**Exercise directions:** Copy every line in which the string "What" occurs.

**Raw records:**
# # # # #
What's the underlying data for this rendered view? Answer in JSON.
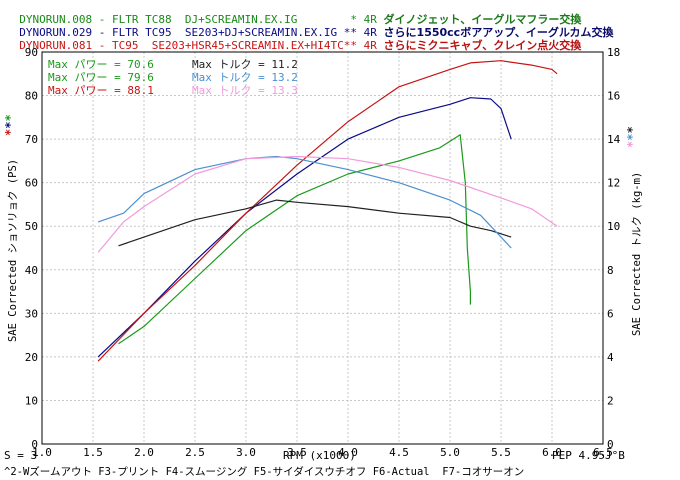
{
  "header_lines": [
    {
      "run": "DYNORUN.008",
      "model": "FLTR TC88",
      "mods": "DJ+SCREAMIN.EX.IG",
      "marker": "*",
      "gear": "4R",
      "desc": "ダイノジェット、イーグルマフラー交換",
      "color": "#1a8a1a"
    },
    {
      "run": "DYNORUN.029",
      "model": "FLTR TC95",
      "mods": "SE203+DJ+SCREAMIN.EX.IG",
      "marker": "**",
      "gear": "4R",
      "desc": "さらに1550ccボアアップ、イーグルカム交換",
      "color": "#0a0a8a"
    },
    {
      "run": "DYNORUN.081",
      "model": "TC95",
      "mods": "SE203+HSR45+SCREAMIN.EX+HI4TC",
      "marker": "**",
      "gear": "4R",
      "desc": "さらにミクニキャブ、クレイン点火交換",
      "color": "#c81414"
    }
  ],
  "legend": [
    {
      "label": "Max パワー =",
      "value": "70.6",
      "color": "#1a9a1a",
      "tlabel": "Max トルク =",
      "tvalue": "11.2",
      "tcolor": "#222222"
    },
    {
      "label": "Max パワー =",
      "value": "79.6",
      "color": "#1a9a1a",
      "tlabel": "Max トルク =",
      "tvalue": "13.2",
      "tcolor": "#4a90d0"
    },
    {
      "label": "Max パワー =",
      "value": "88.1",
      "color": "#c81414",
      "tlabel": "Max トルク =",
      "tvalue": "13.3",
      "tcolor": "#f09adc"
    }
  ],
  "axis_markers": {
    "left": "***",
    "right": "***"
  },
  "footer": {
    "s_label": "S = 3",
    "rpm_label": "RPM (x1000)",
    "pep": "PEP 4.95J°B",
    "fkeys": "^2-Wズームアウト F3-プリント F4-スムージング F5-サイダイスウチオフ F6-Actual  F7-コオサーオン"
  },
  "chart_data": {
    "type": "line",
    "xlabel": "RPM (x1000)",
    "ylabel_left": "SAE Corrected ショソリョク (PS)",
    "ylabel_right": "SAE Corrected トルク (kg-m)",
    "xlim": [
      1.0,
      6.5
    ],
    "ylim_left": [
      0,
      90
    ],
    "ylim_right": [
      0,
      18
    ],
    "x_ticks": [
      "1.0",
      "1.5",
      "2.0",
      "2.5",
      "3.0",
      "3.5",
      "4.0",
      "4.5",
      "5.0",
      "5.5",
      "6.0",
      "6.5"
    ],
    "y_left_ticks": [
      "0",
      "10",
      "20",
      "30",
      "40",
      "50",
      "60",
      "70",
      "80",
      "90"
    ],
    "y_right_ticks": [
      "0",
      "2",
      "4",
      "6",
      "8",
      "10",
      "12",
      "14",
      "16",
      "18"
    ],
    "grid": true,
    "series": [
      {
        "name": "DYNORUN.008",
        "kind": "power",
        "axis": "left",
        "color": "#1a9a1a",
        "x": [
          1.75,
          2.0,
          2.5,
          3.0,
          3.5,
          4.0,
          4.5,
          4.9,
          5.1,
          5.15,
          5.17,
          5.2,
          5.2
        ],
        "y": [
          23,
          27,
          38,
          49,
          57,
          62,
          65,
          68,
          71,
          60,
          45,
          35,
          32
        ]
      },
      {
        "name": "DYNORUN.029",
        "kind": "power",
        "axis": "left",
        "color": "#0a0a8a",
        "x": [
          1.55,
          2.0,
          2.5,
          3.0,
          3.5,
          4.0,
          4.5,
          5.0,
          5.2,
          5.4,
          5.5,
          5.6
        ],
        "y": [
          20,
          30,
          42,
          53,
          62,
          70,
          75,
          78,
          79.5,
          79.2,
          77,
          70
        ]
      },
      {
        "name": "DYNORUN.081",
        "kind": "power",
        "axis": "left",
        "color": "#c81414",
        "x": [
          1.55,
          2.0,
          2.5,
          3.0,
          3.5,
          4.0,
          4.5,
          5.0,
          5.2,
          5.5,
          5.8,
          6.0,
          6.05
        ],
        "y": [
          19,
          30,
          41,
          53,
          64,
          74,
          82,
          86,
          87.5,
          88,
          87,
          86,
          85
        ]
      },
      {
        "name": "DYNORUN.008",
        "kind": "torque",
        "axis": "right",
        "color": "#222222",
        "x": [
          1.75,
          2.0,
          2.5,
          3.0,
          3.3,
          3.5,
          4.0,
          4.5,
          5.0,
          5.2,
          5.4,
          5.6
        ],
        "y": [
          9.1,
          9.5,
          10.3,
          10.8,
          11.2,
          11.1,
          10.9,
          10.6,
          10.4,
          10.0,
          9.8,
          9.5
        ]
      },
      {
        "name": "DYNORUN.029",
        "kind": "torque",
        "axis": "right",
        "color": "#4a90d0",
        "x": [
          1.55,
          1.8,
          2.0,
          2.5,
          3.0,
          3.3,
          3.5,
          4.0,
          4.5,
          5.0,
          5.3,
          5.6
        ],
        "y": [
          10.2,
          10.6,
          11.5,
          12.6,
          13.1,
          13.2,
          13.1,
          12.6,
          12.0,
          11.2,
          10.5,
          9.0
        ]
      },
      {
        "name": "DYNORUN.081",
        "kind": "torque",
        "axis": "right",
        "color": "#f09adc",
        "x": [
          1.55,
          1.8,
          2.0,
          2.5,
          3.0,
          3.5,
          4.0,
          4.5,
          5.0,
          5.5,
          5.8,
          6.05
        ],
        "y": [
          8.8,
          10.2,
          10.9,
          12.4,
          13.1,
          13.2,
          13.1,
          12.7,
          12.1,
          11.3,
          10.8,
          10.0
        ]
      }
    ]
  }
}
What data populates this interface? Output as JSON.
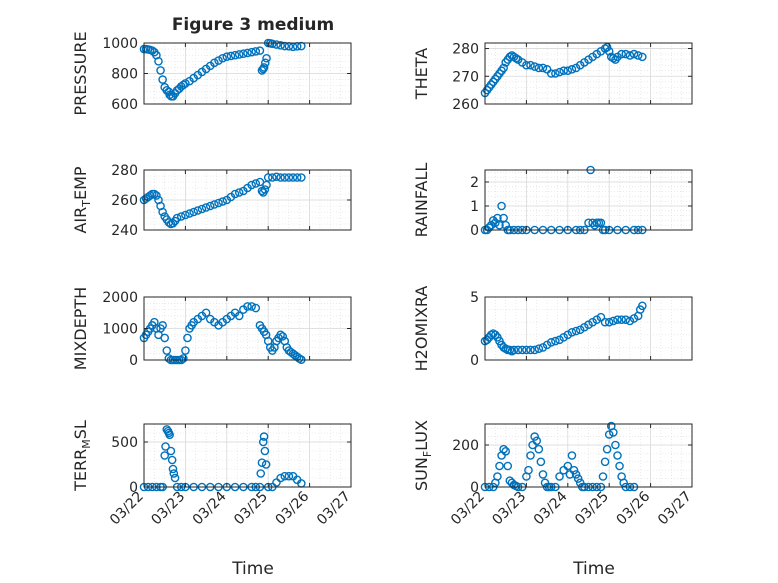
{
  "figure": {
    "title": "Figure 3 medium",
    "xlabel": "Time"
  },
  "chart_data": [
    {
      "type": "scatter",
      "ylabel": "PRESSURE",
      "ylim": [
        600,
        1000
      ],
      "yticks": [
        600,
        800,
        1000
      ],
      "xticks": [
        "03/22",
        "03/23",
        "03/24",
        "03/25",
        "03/26",
        "03/27"
      ],
      "xlim": [
        0,
        5
      ],
      "grid": true,
      "color": "#0072bd",
      "series": [
        {
          "x": [
            0.0,
            0.05,
            0.1,
            0.15,
            0.2,
            0.25,
            0.3,
            0.35,
            0.4,
            0.45,
            0.5,
            0.55,
            0.6,
            0.62,
            0.66,
            0.7,
            0.75,
            0.8,
            0.85,
            0.9,
            0.95,
            1.0,
            1.1,
            1.2,
            1.3,
            1.4,
            1.5,
            1.6,
            1.7,
            1.8,
            1.9,
            2.0,
            2.1,
            2.2,
            2.3,
            2.4,
            2.5,
            2.6,
            2.7,
            2.8,
            2.85,
            2.88,
            2.9,
            2.93,
            2.96,
            3.0,
            3.05,
            3.1,
            3.2,
            3.3,
            3.4,
            3.5,
            3.6,
            3.7,
            3.8
          ],
          "y": [
            960,
            960,
            958,
            955,
            950,
            940,
            920,
            880,
            820,
            760,
            710,
            690,
            680,
            660,
            650,
            650,
            670,
            690,
            700,
            715,
            725,
            735,
            750,
            770,
            790,
            810,
            830,
            850,
            870,
            885,
            900,
            910,
            915,
            920,
            925,
            930,
            935,
            940,
            945,
            950,
            820,
            830,
            840,
            870,
            900,
            1000,
            998,
            995,
            990,
            985,
            980,
            978,
            975,
            978,
            980
          ]
        }
      ]
    },
    {
      "type": "scatter",
      "ylabel": "THETA",
      "ylim": [
        260,
        282
      ],
      "yticks": [
        260,
        270,
        280
      ],
      "xticks": [
        "03/22",
        "03/23",
        "03/24",
        "03/25",
        "03/26",
        "03/27"
      ],
      "xlim": [
        0,
        5
      ],
      "grid": true,
      "color": "#0072bd",
      "series": [
        {
          "x": [
            0.0,
            0.05,
            0.1,
            0.15,
            0.2,
            0.25,
            0.3,
            0.35,
            0.4,
            0.45,
            0.5,
            0.55,
            0.6,
            0.65,
            0.7,
            0.75,
            0.8,
            0.9,
            1.0,
            1.1,
            1.2,
            1.3,
            1.4,
            1.5,
            1.6,
            1.7,
            1.8,
            1.9,
            2.0,
            2.1,
            2.2,
            2.3,
            2.4,
            2.5,
            2.6,
            2.7,
            2.8,
            2.9,
            2.95,
            3.0,
            3.05,
            3.1,
            3.15,
            3.2,
            3.3,
            3.4,
            3.5,
            3.6,
            3.7,
            3.8
          ],
          "y": [
            264,
            265,
            266,
            267,
            268,
            269,
            270,
            271,
            272,
            273,
            275,
            276,
            277,
            277.5,
            277,
            276.5,
            276,
            275,
            274,
            274,
            273.5,
            273,
            273,
            272.5,
            271,
            271,
            271.5,
            272,
            272,
            272.5,
            273,
            274,
            275,
            276,
            277,
            278,
            279,
            280,
            280.5,
            279,
            277,
            276.5,
            276,
            277,
            278,
            278,
            277.5,
            278,
            277.5,
            277
          ]
        }
      ]
    },
    {
      "type": "scatter",
      "ylabel": "AIR_TEMP",
      "ylim": [
        240,
        280
      ],
      "yticks": [
        240,
        260,
        280
      ],
      "xticks": [
        "03/22",
        "03/23",
        "03/24",
        "03/25",
        "03/26",
        "03/27"
      ],
      "xlim": [
        0,
        5
      ],
      "grid": true,
      "color": "#0072bd",
      "series": [
        {
          "x": [
            0.0,
            0.05,
            0.1,
            0.15,
            0.2,
            0.25,
            0.3,
            0.35,
            0.4,
            0.45,
            0.5,
            0.55,
            0.6,
            0.65,
            0.7,
            0.75,
            0.8,
            0.9,
            1.0,
            1.1,
            1.2,
            1.3,
            1.4,
            1.5,
            1.6,
            1.7,
            1.8,
            1.9,
            2.0,
            2.1,
            2.2,
            2.3,
            2.4,
            2.5,
            2.6,
            2.7,
            2.8,
            2.85,
            2.88,
            2.92,
            2.96,
            3.0,
            3.1,
            3.2,
            3.3,
            3.4,
            3.5,
            3.6,
            3.7,
            3.8
          ],
          "y": [
            260,
            261,
            262,
            263,
            264,
            264,
            263,
            260,
            256,
            252,
            249,
            247,
            245,
            244,
            244.5,
            246,
            248,
            249,
            250,
            251,
            252,
            253,
            254,
            255,
            256,
            257,
            258,
            259,
            260,
            262,
            264,
            265,
            266,
            268,
            270,
            271,
            272,
            266,
            265,
            267,
            270,
            275,
            275,
            275.5,
            275,
            275,
            275,
            275,
            275,
            275
          ]
        }
      ]
    },
    {
      "type": "scatter",
      "ylabel": "RAINFALL",
      "ylim": [
        0,
        2.5
      ],
      "yticks": [
        0,
        1,
        2
      ],
      "xticks": [
        "03/22",
        "03/23",
        "03/24",
        "03/25",
        "03/26",
        "03/27"
      ],
      "xlim": [
        0,
        5
      ],
      "grid": true,
      "color": "#0072bd",
      "series": [
        {
          "x": [
            0.0,
            0.05,
            0.1,
            0.15,
            0.2,
            0.25,
            0.3,
            0.35,
            0.4,
            0.45,
            0.5,
            0.55,
            0.6,
            0.7,
            0.8,
            0.9,
            1.0,
            1.2,
            1.4,
            1.6,
            1.8,
            2.0,
            2.2,
            2.3,
            2.4,
            2.5,
            2.55,
            2.6,
            2.65,
            2.7,
            2.75,
            2.8,
            2.85,
            2.9,
            3.0,
            3.2,
            3.4,
            3.6,
            3.7,
            3.8
          ],
          "y": [
            0,
            0,
            0.1,
            0.2,
            0.4,
            0.3,
            0.5,
            0.2,
            1.0,
            0.5,
            0.2,
            0,
            0,
            0,
            0,
            0,
            0,
            0,
            0,
            0,
            0,
            0,
            0,
            0,
            0,
            0.3,
            2.5,
            0.3,
            0.2,
            0.3,
            0.3,
            0.3,
            0,
            0,
            0,
            0,
            0,
            0,
            0,
            0
          ]
        }
      ]
    },
    {
      "type": "scatter",
      "ylabel": "MIXDEPTH",
      "ylim": [
        0,
        2000
      ],
      "yticks": [
        0,
        1000,
        2000
      ],
      "xticks": [
        "03/22",
        "03/23",
        "03/24",
        "03/25",
        "03/26",
        "03/27"
      ],
      "xlim": [
        0,
        5
      ],
      "grid": true,
      "color": "#0072bd",
      "series": [
        {
          "x": [
            0.0,
            0.05,
            0.1,
            0.15,
            0.2,
            0.25,
            0.3,
            0.35,
            0.4,
            0.45,
            0.5,
            0.55,
            0.6,
            0.65,
            0.7,
            0.75,
            0.8,
            0.85,
            0.9,
            0.95,
            1.0,
            1.05,
            1.1,
            1.15,
            1.2,
            1.3,
            1.4,
            1.5,
            1.6,
            1.7,
            1.8,
            1.9,
            2.0,
            2.1,
            2.2,
            2.3,
            2.4,
            2.5,
            2.6,
            2.7,
            2.8,
            2.85,
            2.9,
            2.95,
            3.0,
            3.05,
            3.1,
            3.15,
            3.2,
            3.25,
            3.3,
            3.35,
            3.4,
            3.45,
            3.5,
            3.55,
            3.6,
            3.65,
            3.7,
            3.75,
            3.8
          ],
          "y": [
            700,
            800,
            900,
            1000,
            1100,
            1200,
            1000,
            800,
            1000,
            1100,
            700,
            300,
            50,
            0,
            0,
            0,
            0,
            0,
            0,
            50,
            300,
            700,
            1000,
            1100,
            1200,
            1300,
            1400,
            1500,
            1300,
            1200,
            1100,
            1200,
            1300,
            1400,
            1500,
            1400,
            1600,
            1700,
            1700,
            1650,
            1100,
            1000,
            900,
            800,
            600,
            400,
            300,
            400,
            600,
            700,
            800,
            750,
            600,
            400,
            300,
            250,
            200,
            150,
            100,
            50,
            10
          ]
        }
      ]
    },
    {
      "type": "scatter",
      "ylabel": "H2OMIXRA",
      "ylim": [
        0,
        5
      ],
      "yticks": [
        0,
        5
      ],
      "xticks": [
        "03/22",
        "03/23",
        "03/24",
        "03/25",
        "03/26",
        "03/27"
      ],
      "xlim": [
        0,
        5
      ],
      "grid": true,
      "color": "#0072bd",
      "series": [
        {
          "x": [
            0.0,
            0.05,
            0.1,
            0.15,
            0.2,
            0.25,
            0.3,
            0.35,
            0.4,
            0.45,
            0.5,
            0.55,
            0.6,
            0.65,
            0.7,
            0.8,
            0.9,
            1.0,
            1.1,
            1.2,
            1.3,
            1.4,
            1.5,
            1.6,
            1.7,
            1.8,
            1.9,
            2.0,
            2.1,
            2.2,
            2.3,
            2.4,
            2.5,
            2.6,
            2.7,
            2.8,
            2.9,
            3.0,
            3.1,
            3.2,
            3.3,
            3.4,
            3.5,
            3.6,
            3.7,
            3.75,
            3.8
          ],
          "y": [
            1.5,
            1.6,
            1.8,
            2.0,
            2.1,
            2.0,
            1.8,
            1.5,
            1.2,
            1.0,
            0.9,
            0.8,
            0.8,
            0.7,
            0.8,
            0.8,
            0.8,
            0.8,
            0.8,
            0.8,
            0.9,
            1.0,
            1.2,
            1.4,
            1.5,
            1.6,
            1.8,
            2.0,
            2.2,
            2.3,
            2.4,
            2.6,
            2.8,
            3.0,
            3.2,
            3.4,
            3.0,
            3.0,
            3.1,
            3.2,
            3.2,
            3.2,
            3.1,
            3.3,
            3.5,
            4.0,
            4.3
          ]
        }
      ]
    },
    {
      "type": "scatter",
      "ylabel": "TERR_MSL",
      "ylim": [
        0,
        700
      ],
      "yticks": [
        0,
        500
      ],
      "xticks": [
        "03/22",
        "03/23",
        "03/24",
        "03/25",
        "03/26",
        "03/27"
      ],
      "xlim": [
        0,
        5
      ],
      "grid": true,
      "color": "#0072bd",
      "series": [
        {
          "x": [
            0.0,
            0.1,
            0.2,
            0.3,
            0.4,
            0.45,
            0.5,
            0.52,
            0.55,
            0.58,
            0.6,
            0.62,
            0.65,
            0.68,
            0.7,
            0.72,
            0.75,
            0.8,
            0.9,
            1.0,
            1.2,
            1.4,
            1.6,
            1.8,
            2.0,
            2.2,
            2.4,
            2.6,
            2.7,
            2.8,
            2.82,
            2.85,
            2.88,
            2.9,
            2.92,
            2.95,
            3.0,
            3.1,
            3.2,
            3.3,
            3.4,
            3.5,
            3.6,
            3.7,
            3.8
          ],
          "y": [
            0,
            0,
            0,
            0,
            0,
            0,
            350,
            450,
            640,
            620,
            600,
            580,
            400,
            300,
            200,
            150,
            100,
            0,
            0,
            0,
            0,
            0,
            0,
            0,
            0,
            0,
            0,
            0,
            0,
            0,
            150,
            270,
            500,
            560,
            400,
            250,
            0,
            0,
            50,
            100,
            120,
            120,
            120,
            80,
            40
          ]
        }
      ]
    },
    {
      "type": "scatter",
      "ylabel": "SUN_FLUX",
      "ylim": [
        0,
        300
      ],
      "yticks": [
        0,
        200
      ],
      "xticks": [
        "03/22",
        "03/23",
        "03/24",
        "03/25",
        "03/26",
        "03/27"
      ],
      "xlim": [
        0,
        5
      ],
      "grid": true,
      "color": "#0072bd",
      "series": [
        {
          "x": [
            0.0,
            0.1,
            0.2,
            0.25,
            0.3,
            0.35,
            0.4,
            0.45,
            0.5,
            0.55,
            0.6,
            0.65,
            0.7,
            0.75,
            0.8,
            0.9,
            1.0,
            1.05,
            1.1,
            1.15,
            1.2,
            1.25,
            1.3,
            1.35,
            1.4,
            1.45,
            1.5,
            1.55,
            1.6,
            1.7,
            1.8,
            1.9,
            2.0,
            2.05,
            2.1,
            2.15,
            2.2,
            2.25,
            2.3,
            2.35,
            2.4,
            2.5,
            2.6,
            2.7,
            2.8,
            2.85,
            2.9,
            2.95,
            3.0,
            3.05,
            3.1,
            3.15,
            3.2,
            3.25,
            3.3,
            3.35,
            3.4,
            3.5,
            3.6
          ],
          "y": [
            0,
            0,
            0,
            20,
            50,
            100,
            150,
            180,
            170,
            100,
            30,
            20,
            10,
            5,
            0,
            0,
            50,
            80,
            150,
            200,
            240,
            220,
            180,
            120,
            60,
            20,
            0,
            0,
            0,
            0,
            50,
            80,
            100,
            60,
            150,
            80,
            60,
            40,
            20,
            0,
            0,
            0,
            0,
            0,
            0,
            50,
            120,
            180,
            250,
            290,
            260,
            200,
            150,
            100,
            50,
            20,
            0,
            0,
            0
          ]
        }
      ]
    }
  ]
}
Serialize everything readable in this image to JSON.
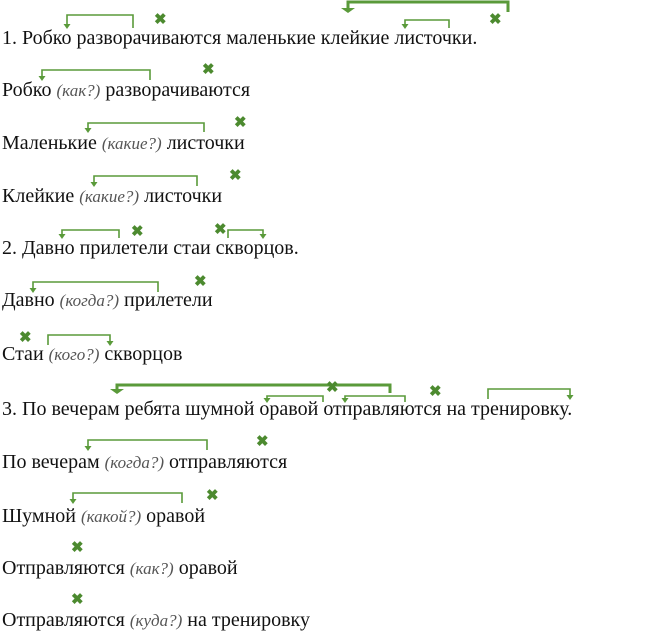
{
  "accent_color": "#5a9a3a",
  "rows": [
    {
      "parts": [
        "1. Робко разворачиваются маленькие клейкие листочки."
      ]
    },
    {
      "parts": [
        "Робко",
        "(как?)",
        "разворачиваются"
      ]
    },
    {
      "parts": [
        "Маленькие",
        "(какие?)",
        "листочки"
      ]
    },
    {
      "parts": [
        "Клейкие",
        "(какие?)",
        "листочки"
      ]
    },
    {
      "parts": [
        "2. Давно прилетели стаи скворцов."
      ]
    },
    {
      "parts": [
        "Давно",
        "(когда?)",
        "прилетели"
      ]
    },
    {
      "parts": [
        "Стаи",
        "(кого?)",
        "скворцов"
      ]
    },
    {
      "parts": [
        "3. По вечерам ребята шумной оравой отправляются на тренировку."
      ]
    },
    {
      "parts": [
        "По вечерам",
        "(когда?)",
        "отправляются"
      ]
    },
    {
      "parts": [
        "Шумной",
        "(какой?)",
        "оравой"
      ]
    },
    {
      "parts": [
        "Отправляются",
        "(как?)",
        "оравой"
      ]
    },
    {
      "parts": [
        "Отправляются",
        "(куда?)",
        "на тренировку"
      ]
    }
  ],
  "icons": {
    "cross": "cross-icon",
    "arrow": "dependency-arrow-icon"
  }
}
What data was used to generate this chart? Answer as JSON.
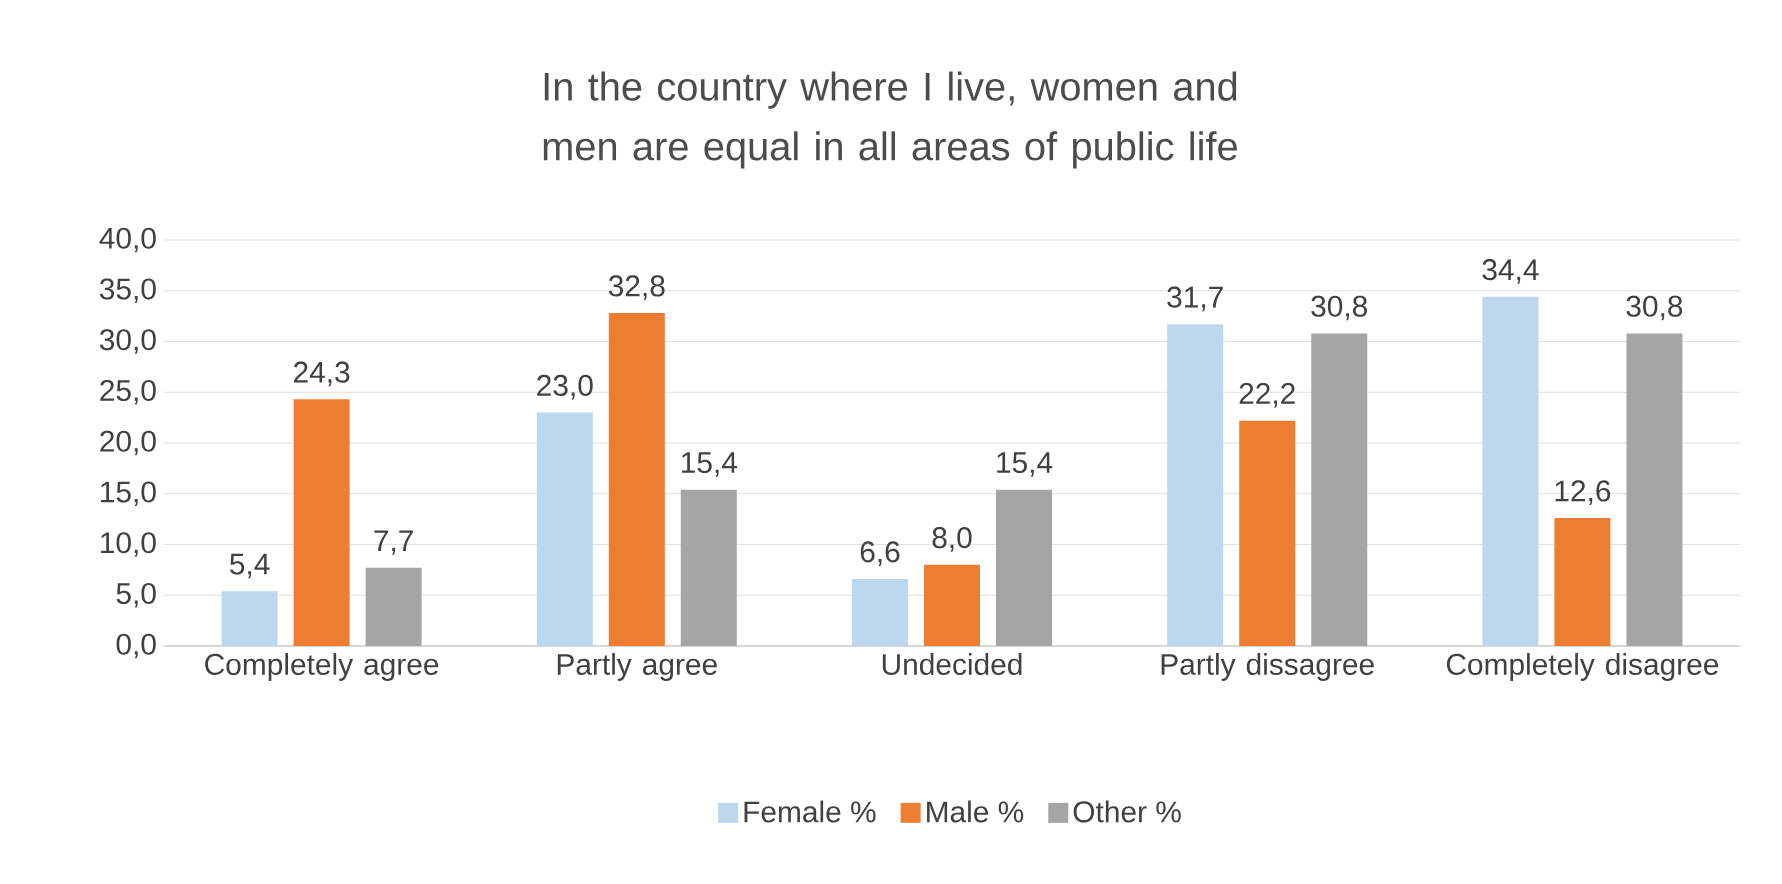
# # # # #
**Written solution:**
What's the underlying data for this rendered view? Answer in JSON.
What data populates this interface? Output as JSON.
What data was used to generate this chart? Answer as JSON.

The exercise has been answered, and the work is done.